Directive – Below are some records; return each one exactly.

Record set –
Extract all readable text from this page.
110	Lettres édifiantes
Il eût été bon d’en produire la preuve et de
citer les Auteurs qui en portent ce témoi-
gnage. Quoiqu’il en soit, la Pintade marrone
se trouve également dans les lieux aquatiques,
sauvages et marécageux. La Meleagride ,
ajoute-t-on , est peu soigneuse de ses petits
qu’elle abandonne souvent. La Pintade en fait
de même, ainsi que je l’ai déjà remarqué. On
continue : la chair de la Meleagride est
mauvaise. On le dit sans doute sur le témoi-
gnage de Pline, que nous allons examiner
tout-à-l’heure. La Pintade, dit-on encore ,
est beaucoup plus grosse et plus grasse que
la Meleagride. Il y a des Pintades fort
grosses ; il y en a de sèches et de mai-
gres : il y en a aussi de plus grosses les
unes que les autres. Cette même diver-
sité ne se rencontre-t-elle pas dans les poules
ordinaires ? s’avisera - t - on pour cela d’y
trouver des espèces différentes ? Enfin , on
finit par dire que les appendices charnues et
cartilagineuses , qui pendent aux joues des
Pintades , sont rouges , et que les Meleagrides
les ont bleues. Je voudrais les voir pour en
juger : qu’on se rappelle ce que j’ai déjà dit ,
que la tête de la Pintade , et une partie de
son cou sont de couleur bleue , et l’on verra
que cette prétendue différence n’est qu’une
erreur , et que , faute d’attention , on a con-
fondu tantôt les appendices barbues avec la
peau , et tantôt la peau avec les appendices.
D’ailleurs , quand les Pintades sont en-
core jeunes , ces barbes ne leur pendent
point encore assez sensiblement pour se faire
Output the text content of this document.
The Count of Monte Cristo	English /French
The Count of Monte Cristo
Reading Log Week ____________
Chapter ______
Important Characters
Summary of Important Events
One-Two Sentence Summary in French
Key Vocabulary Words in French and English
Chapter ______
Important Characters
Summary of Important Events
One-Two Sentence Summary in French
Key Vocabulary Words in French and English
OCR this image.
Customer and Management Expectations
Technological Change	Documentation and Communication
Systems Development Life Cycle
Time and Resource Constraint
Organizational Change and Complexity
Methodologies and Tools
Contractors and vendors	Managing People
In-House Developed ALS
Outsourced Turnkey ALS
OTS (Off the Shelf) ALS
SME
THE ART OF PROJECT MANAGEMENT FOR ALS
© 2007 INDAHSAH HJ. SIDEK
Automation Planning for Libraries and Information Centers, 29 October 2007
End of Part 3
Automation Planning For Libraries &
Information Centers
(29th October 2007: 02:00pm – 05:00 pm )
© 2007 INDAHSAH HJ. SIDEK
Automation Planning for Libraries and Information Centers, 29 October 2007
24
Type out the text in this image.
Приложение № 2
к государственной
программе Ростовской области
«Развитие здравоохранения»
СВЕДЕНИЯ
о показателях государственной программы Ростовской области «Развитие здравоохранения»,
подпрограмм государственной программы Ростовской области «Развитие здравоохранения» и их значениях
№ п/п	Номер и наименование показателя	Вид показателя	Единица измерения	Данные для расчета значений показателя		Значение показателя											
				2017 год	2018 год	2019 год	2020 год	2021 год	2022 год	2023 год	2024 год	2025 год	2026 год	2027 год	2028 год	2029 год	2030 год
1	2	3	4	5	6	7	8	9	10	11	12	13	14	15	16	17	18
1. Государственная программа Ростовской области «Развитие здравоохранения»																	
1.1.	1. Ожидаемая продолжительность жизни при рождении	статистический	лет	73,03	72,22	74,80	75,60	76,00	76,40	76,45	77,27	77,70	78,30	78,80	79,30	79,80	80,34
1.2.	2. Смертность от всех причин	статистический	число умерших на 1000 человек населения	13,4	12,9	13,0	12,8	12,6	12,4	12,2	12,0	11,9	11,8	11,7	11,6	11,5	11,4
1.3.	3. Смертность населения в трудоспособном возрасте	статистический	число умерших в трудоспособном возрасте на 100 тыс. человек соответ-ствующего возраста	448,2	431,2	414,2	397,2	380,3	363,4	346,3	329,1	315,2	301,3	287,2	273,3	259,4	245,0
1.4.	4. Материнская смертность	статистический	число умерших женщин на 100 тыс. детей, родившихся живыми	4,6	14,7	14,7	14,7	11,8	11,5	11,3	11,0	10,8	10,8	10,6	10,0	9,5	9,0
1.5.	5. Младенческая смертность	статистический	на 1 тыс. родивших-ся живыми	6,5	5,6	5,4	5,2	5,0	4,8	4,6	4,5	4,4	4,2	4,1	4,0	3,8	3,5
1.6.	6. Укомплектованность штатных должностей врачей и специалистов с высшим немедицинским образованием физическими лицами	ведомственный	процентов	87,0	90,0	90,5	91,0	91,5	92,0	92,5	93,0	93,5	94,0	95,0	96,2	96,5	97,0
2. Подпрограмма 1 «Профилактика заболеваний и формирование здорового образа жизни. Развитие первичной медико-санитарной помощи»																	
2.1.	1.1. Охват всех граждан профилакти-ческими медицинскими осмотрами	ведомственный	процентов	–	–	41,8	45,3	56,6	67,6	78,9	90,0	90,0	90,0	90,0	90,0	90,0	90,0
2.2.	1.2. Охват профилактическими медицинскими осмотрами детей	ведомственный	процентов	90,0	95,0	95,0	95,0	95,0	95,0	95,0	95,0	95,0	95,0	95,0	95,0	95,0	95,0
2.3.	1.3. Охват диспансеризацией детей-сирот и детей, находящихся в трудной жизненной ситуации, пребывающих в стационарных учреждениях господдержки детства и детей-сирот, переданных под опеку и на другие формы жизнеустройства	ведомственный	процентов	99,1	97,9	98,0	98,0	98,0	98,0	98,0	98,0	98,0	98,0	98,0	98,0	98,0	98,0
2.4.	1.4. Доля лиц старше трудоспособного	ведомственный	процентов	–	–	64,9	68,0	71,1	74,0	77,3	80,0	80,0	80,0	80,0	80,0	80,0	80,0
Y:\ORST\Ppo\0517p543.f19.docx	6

Solved problem –
Extract all readable text from this page.
110	Lettres édifiantes
Il eût été bon d’en produire la preuve et de
citer les Auteurs qui en portent ce témoi-
gnage. Quoiqu’il en soit, la Pintade marrone
se trouve également dans les lieux aquatiques,
sauvages et marécageux. La Meleagride ,
ajoute-t-on , est peu soigneuse de ses petits
qu’elle abandonne souvent. La Pintade en fait
de même, ainsi que je l’ai déjà remarqué. On
continue : la chair de la Meleagride est
mauvaise. On le dit sans doute sur le témoi-
gnage de Pline, que nous allons examiner
tout-à-l’heure. La Pintade, dit-on encore ,
est beaucoup plus grosse et plus grasse que
la Meleagride. Il y a des Pintades fort
grosses ; il y en a de sèches et de mai-
gres : il y en a aussi de plus grosses les
unes que les autres. Cette même diver-
sité ne se rencontre-t-elle pas dans les poules
ordinaires ? s’avisera - t - on pour cela d’y
trouver des espèces différentes ? Enfin , on
finit par dire que les appendices charnues et
cartilagineuses , qui pendent aux joues des
Pintades , sont rouges , et que les Meleagrides
les ont bleues. Je voudrais les voir pour en
juger : qu’on se rappelle ce que j’ai déjà dit ,
que la tête de la Pintade , et une partie de
son cou sont de couleur bleue , et l’on verra
que cette prétendue différence n’est qu’une
erreur , et que , faute d’attention , on a con-
fondu tantôt les appendices barbues avec la
peau , et tantôt la peau avec les appendices.
D’ailleurs , quand les Pintades sont en-
core jeunes , ces barbes ne leur pendent
point encore assez sensiblement pour se faire
Output the text content of this document.
The Count of Monte Cristo	English /French
The Count of Monte Cristo
Reading Log Week ____________
Chapter ______
Important Characters
Summary of Important Events
One-Two Sentence Summary in French
Key Vocabulary Words in French and English
Chapter ______
Important Characters
Summary of Important Events
One-Two Sentence Summary in French
Key Vocabulary Words in French and English
OCR this image.
Customer and Management Expectations
Technological Change	Documentation and Communication
Systems Development Life Cycle
Time and Resource Constraint
Organizational Change and Complexity
Methodologies and Tools
Contractors and vendors	Managing People
In-House Developed ALS
Outsourced Turnkey ALS
OTS (Off the Shelf) ALS
SME
THE ART OF PROJECT MANAGEMENT FOR ALS
© 2007 INDAHSAH HJ. SIDEK
Automation Planning for Libraries and Information Centers, 29 October 2007
End of Part 3
Automation Planning For Libraries &
Information Centers
(29th October 2007: 02:00pm – 05:00 pm )
© 2007 INDAHSAH HJ. SIDEK
Automation Planning for Libraries and Information Centers, 29 October 2007
24
Type out the text in this image.
Приложение № 2
к государственной
программе Ростовской области
«Развитие здравоохранения»
СВЕДЕНИЯ
о показателях государственной программы Ростовской области «Развитие здравоохранения»,
подпрограмм государственной программы Ростовской области «Развитие здравоохранения» и их значениях
№ п/п	Номер и наименование показателя	Вид показателя	Единица измерения	Данные для расчета значений показателя		Значение показателя											
				2017 год	2018 год	2019 год	2020 год	2021 год	2022 год	2023 год	2024 год	2025 год	2026 год	2027 год	2028 год	2029 год	2030 год
1	2	3	4	5	6	7	8	9	10	11	12	13	14	15	16	17	18
1. Государственная программа Ростовской области «Развитие здравоохранения»																	
1.1.	1. Ожидаемая продолжительность жизни при рождении	статистический	лет	73,03	72,22	74,80	75,60	76,00	76,40	76,45	77,27	77,70	78,30	78,80	79,30	79,80	80,34
1.2.	2. Смертность от всех причин	статистический	число умерших на 1000 человек населения	13,4	12,9	13,0	12,8	12,6	12,4	12,2	12,0	11,9	11,8	11,7	11,6	11,5	11,4
1.3.	3. Смертность населения в трудоспособном возрасте	статистический	число умерших в трудоспособном возрасте на 100 тыс. человек соответ-ствующего возраста	448,2	431,2	414,2	397,2	380,3	363,4	346,3	329,1	315,2	301,3	287,2	273,3	259,4	245,0
1.4.	4. Материнская смертность	статистический	число умерших женщин на 100 тыс. детей, родившихся живыми	4,6	14,7	14,7	14,7	11,8	11,5	11,3	11,0	10,8	10,8	10,6	10,0	9,5	9,0
1.5.	5. Младенческая смертность	статистический	на 1 тыс. родивших-ся живыми	6,5	5,6	5,4	5,2	5,0	4,8	4,6	4,5	4,4	4,2	4,1	4,0	3,8	3,5
1.6.	6. Укомплектованность штатных должностей врачей и специалистов с высшим немедицинским образованием физическими лицами	ведомственный	процентов	87,0	90,0	90,5	91,0	91,5	92,0	92,5	93,0	93,5	94,0	95,0	96,2	96,5	97,0
2. Подпрограмма 1 «Профилактика заболеваний и формирование здорового образа жизни. Развитие первичной медико-санитарной помощи»																	
2.1.	1.1. Охват всех граждан профилакти-ческими медицинскими осмотрами	ведомственный	процентов	–	–	41,8	45,3	56,6	67,6	78,9	90,0	90,0	90,0	90,0	90,0	90,0	90,0
2.2.	1.2. Охват профилактическими медицинскими осмотрами детей	ведомственный	процентов	90,0	95,0	95,0	95,0	95,0	95,0	95,0	95,0	95,0	95,0	95,0	95,0	95,0	95,0
2.3.	1.3. Охват диспансеризацией детей-сирот и детей, находящихся в трудной жизненной ситуации, пребывающих в стационарных учреждениях господдержки детства и детей-сирот, переданных под опеку и на другие формы жизнеустройства	ведомственный	процентов	99,1	97,9	98,0	98,0	98,0	98,0	98,0	98,0	98,0	98,0	98,0	98,0	98,0	98,0
2.4.	1.4. Доля лиц старше трудоспособного	ведомственный	процентов	–	–	64,9	68,0	71,1	74,0	77,3	80,0	80,0	80,0	80,0	80,0	80,0	80,0
Y:\ORST\Ppo\0517p543.f19.docx	6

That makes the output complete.